▸ Task description
Set down the records once more, please, exactly and with the pictures left out.

▸ Dataset entries
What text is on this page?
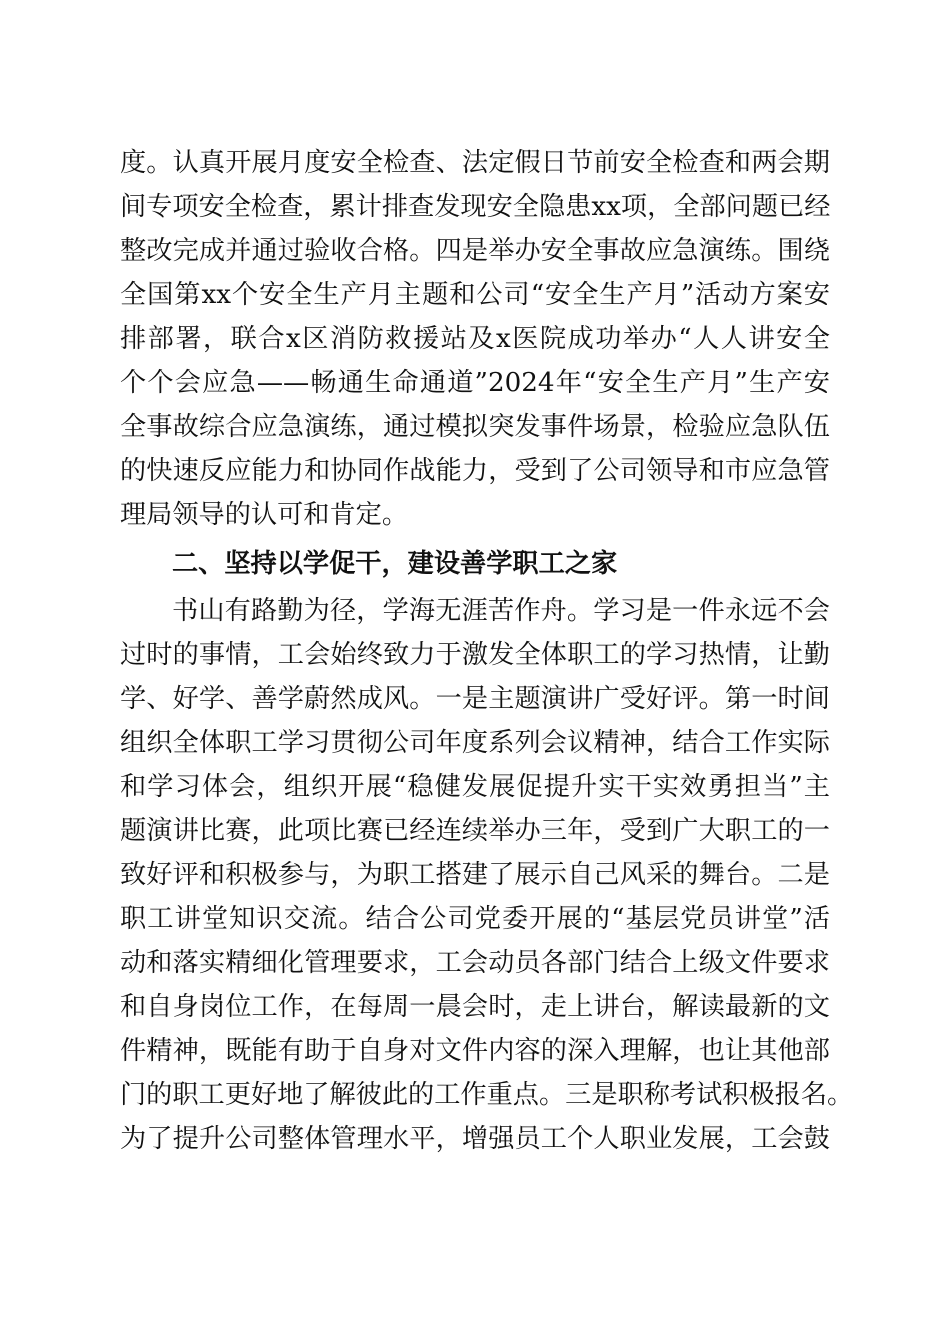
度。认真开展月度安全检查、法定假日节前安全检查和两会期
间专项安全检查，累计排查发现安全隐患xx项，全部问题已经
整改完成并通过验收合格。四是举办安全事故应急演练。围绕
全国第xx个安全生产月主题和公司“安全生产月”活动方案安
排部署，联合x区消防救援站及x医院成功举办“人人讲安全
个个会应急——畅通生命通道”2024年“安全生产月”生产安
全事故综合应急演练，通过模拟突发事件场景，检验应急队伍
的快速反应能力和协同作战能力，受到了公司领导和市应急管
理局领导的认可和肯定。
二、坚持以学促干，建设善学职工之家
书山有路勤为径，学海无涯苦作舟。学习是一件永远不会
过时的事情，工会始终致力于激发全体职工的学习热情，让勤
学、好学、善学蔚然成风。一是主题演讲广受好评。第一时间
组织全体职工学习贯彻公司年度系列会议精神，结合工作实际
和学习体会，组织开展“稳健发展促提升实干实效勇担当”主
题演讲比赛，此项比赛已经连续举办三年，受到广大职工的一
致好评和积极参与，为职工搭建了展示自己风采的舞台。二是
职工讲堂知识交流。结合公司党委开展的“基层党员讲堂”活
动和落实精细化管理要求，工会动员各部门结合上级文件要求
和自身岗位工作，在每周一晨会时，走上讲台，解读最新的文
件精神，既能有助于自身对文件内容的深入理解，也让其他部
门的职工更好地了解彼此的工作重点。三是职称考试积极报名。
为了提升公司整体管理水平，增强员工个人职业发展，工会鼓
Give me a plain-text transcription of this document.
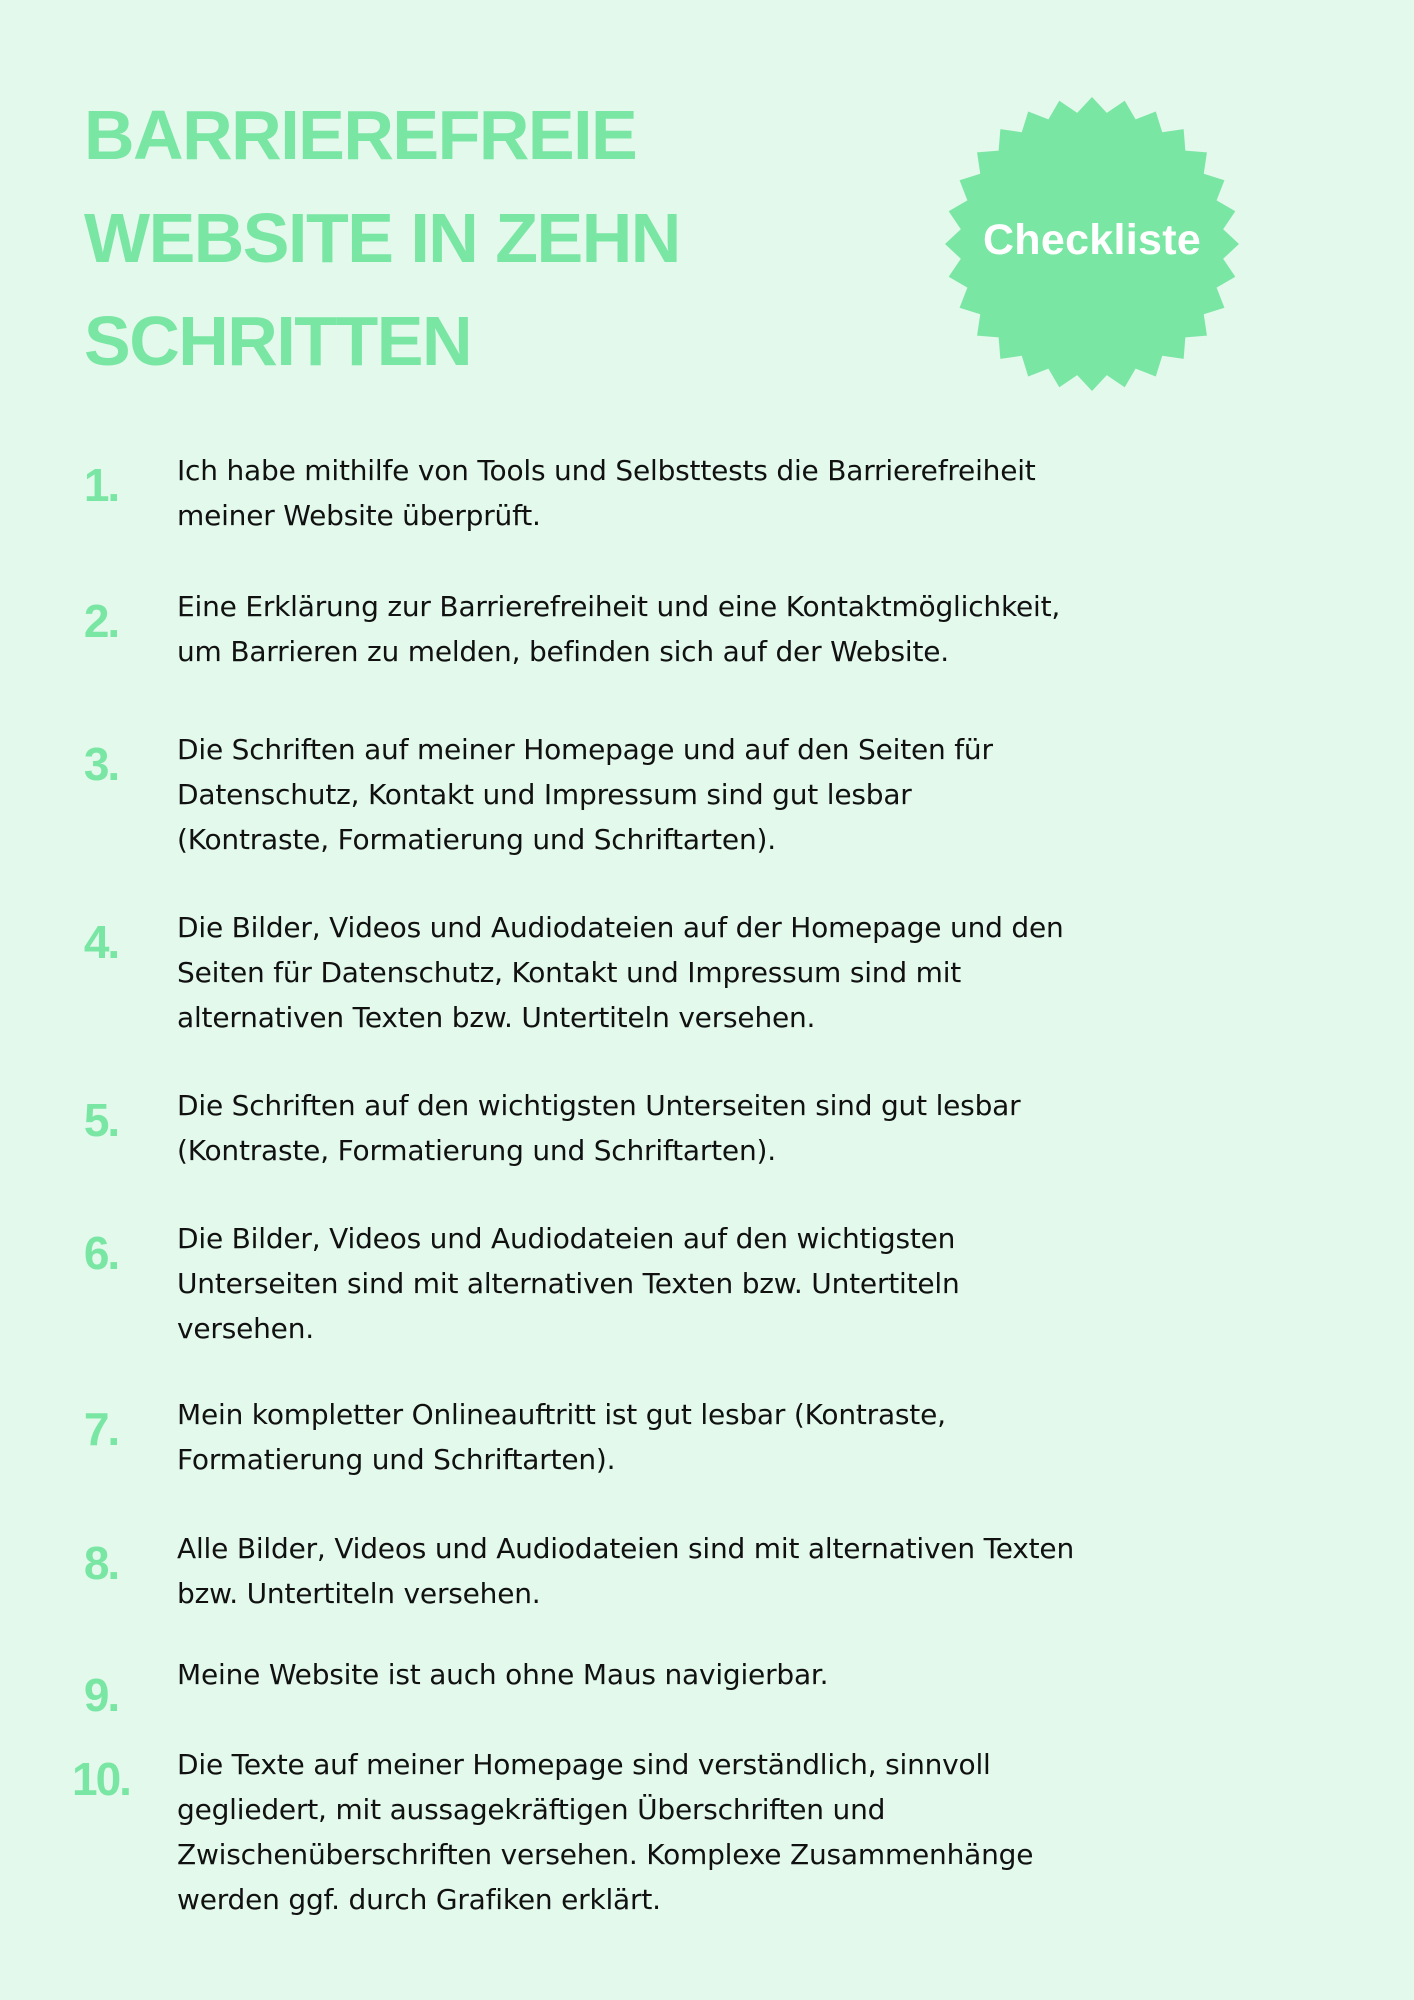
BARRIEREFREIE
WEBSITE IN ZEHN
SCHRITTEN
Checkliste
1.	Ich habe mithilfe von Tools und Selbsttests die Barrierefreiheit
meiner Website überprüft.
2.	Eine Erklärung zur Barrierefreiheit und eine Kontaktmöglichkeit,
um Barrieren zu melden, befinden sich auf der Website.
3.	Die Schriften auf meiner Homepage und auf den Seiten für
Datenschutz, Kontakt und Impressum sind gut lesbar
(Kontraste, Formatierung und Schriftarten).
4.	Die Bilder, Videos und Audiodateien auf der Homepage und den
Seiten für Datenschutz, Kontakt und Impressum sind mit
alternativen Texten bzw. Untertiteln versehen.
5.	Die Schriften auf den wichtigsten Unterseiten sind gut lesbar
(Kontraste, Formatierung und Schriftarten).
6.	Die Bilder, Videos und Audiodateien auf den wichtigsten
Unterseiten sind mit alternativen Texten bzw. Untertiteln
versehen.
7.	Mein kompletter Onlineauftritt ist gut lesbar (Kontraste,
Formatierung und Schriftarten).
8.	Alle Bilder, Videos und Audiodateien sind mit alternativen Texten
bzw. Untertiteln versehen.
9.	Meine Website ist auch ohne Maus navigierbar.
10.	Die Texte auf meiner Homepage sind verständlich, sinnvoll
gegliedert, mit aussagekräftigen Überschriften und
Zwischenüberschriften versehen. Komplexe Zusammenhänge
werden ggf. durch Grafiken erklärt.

▸ Full output
What text is on this page?
度。认真开展月度安全检查、法定假日节前安全检查和两会期
间专项安全检查，累计排查发现安全隐患xx项，全部问题已经
整改完成并通过验收合格。四是举办安全事故应急演练。围绕
全国第xx个安全生产月主题和公司“安全生产月”活动方案安
排部署，联合x区消防救援站及x医院成功举办“人人讲安全
个个会应急——畅通生命通道”2024年“安全生产月”生产安
全事故综合应急演练，通过模拟突发事件场景，检验应急队伍
的快速反应能力和协同作战能力，受到了公司领导和市应急管
理局领导的认可和肯定。
二、坚持以学促干，建设善学职工之家
书山有路勤为径，学海无涯苦作舟。学习是一件永远不会
过时的事情，工会始终致力于激发全体职工的学习热情，让勤
学、好学、善学蔚然成风。一是主题演讲广受好评。第一时间
组织全体职工学习贯彻公司年度系列会议精神，结合工作实际
和学习体会，组织开展“稳健发展促提升实干实效勇担当”主
题演讲比赛，此项比赛已经连续举办三年，受到广大职工的一
致好评和积极参与，为职工搭建了展示自己风采的舞台。二是
职工讲堂知识交流。结合公司党委开展的“基层党员讲堂”活
动和落实精细化管理要求，工会动员各部门结合上级文件要求
和自身岗位工作，在每周一晨会时，走上讲台，解读最新的文
件精神，既能有助于自身对文件内容的深入理解，也让其他部
门的职工更好地了解彼此的工作重点。三是职称考试积极报名。
为了提升公司整体管理水平，增强员工个人职业发展，工会鼓
Give me a plain-text transcription of this document.
BARRIEREFREIE
WEBSITE IN ZEHN
SCHRITTEN
Checkliste
1.	Ich habe mithilfe von Tools und Selbsttests die Barrierefreiheit
meiner Website überprüft.
2.	Eine Erklärung zur Barrierefreiheit und eine Kontaktmöglichkeit,
um Barrieren zu melden, befinden sich auf der Website.
3.	Die Schriften auf meiner Homepage und auf den Seiten für
Datenschutz, Kontakt und Impressum sind gut lesbar
(Kontraste, Formatierung und Schriftarten).
4.	Die Bilder, Videos und Audiodateien auf der Homepage und den
Seiten für Datenschutz, Kontakt und Impressum sind mit
alternativen Texten bzw. Untertiteln versehen.
5.	Die Schriften auf den wichtigsten Unterseiten sind gut lesbar
(Kontraste, Formatierung und Schriftarten).
6.	Die Bilder, Videos und Audiodateien auf den wichtigsten
Unterseiten sind mit alternativen Texten bzw. Untertiteln
versehen.
7.	Mein kompletter Onlineauftritt ist gut lesbar (Kontraste,
Formatierung und Schriftarten).
8.	Alle Bilder, Videos und Audiodateien sind mit alternativen Texten
bzw. Untertiteln versehen.
9.	Meine Website ist auch ohne Maus navigierbar.
10.	Die Texte auf meiner Homepage sind verständlich, sinnvoll
gegliedert, mit aussagekräftigen Überschriften und
Zwischenüberschriften versehen. Komplexe Zusammenhänge
werden ggf. durch Grafiken erklärt.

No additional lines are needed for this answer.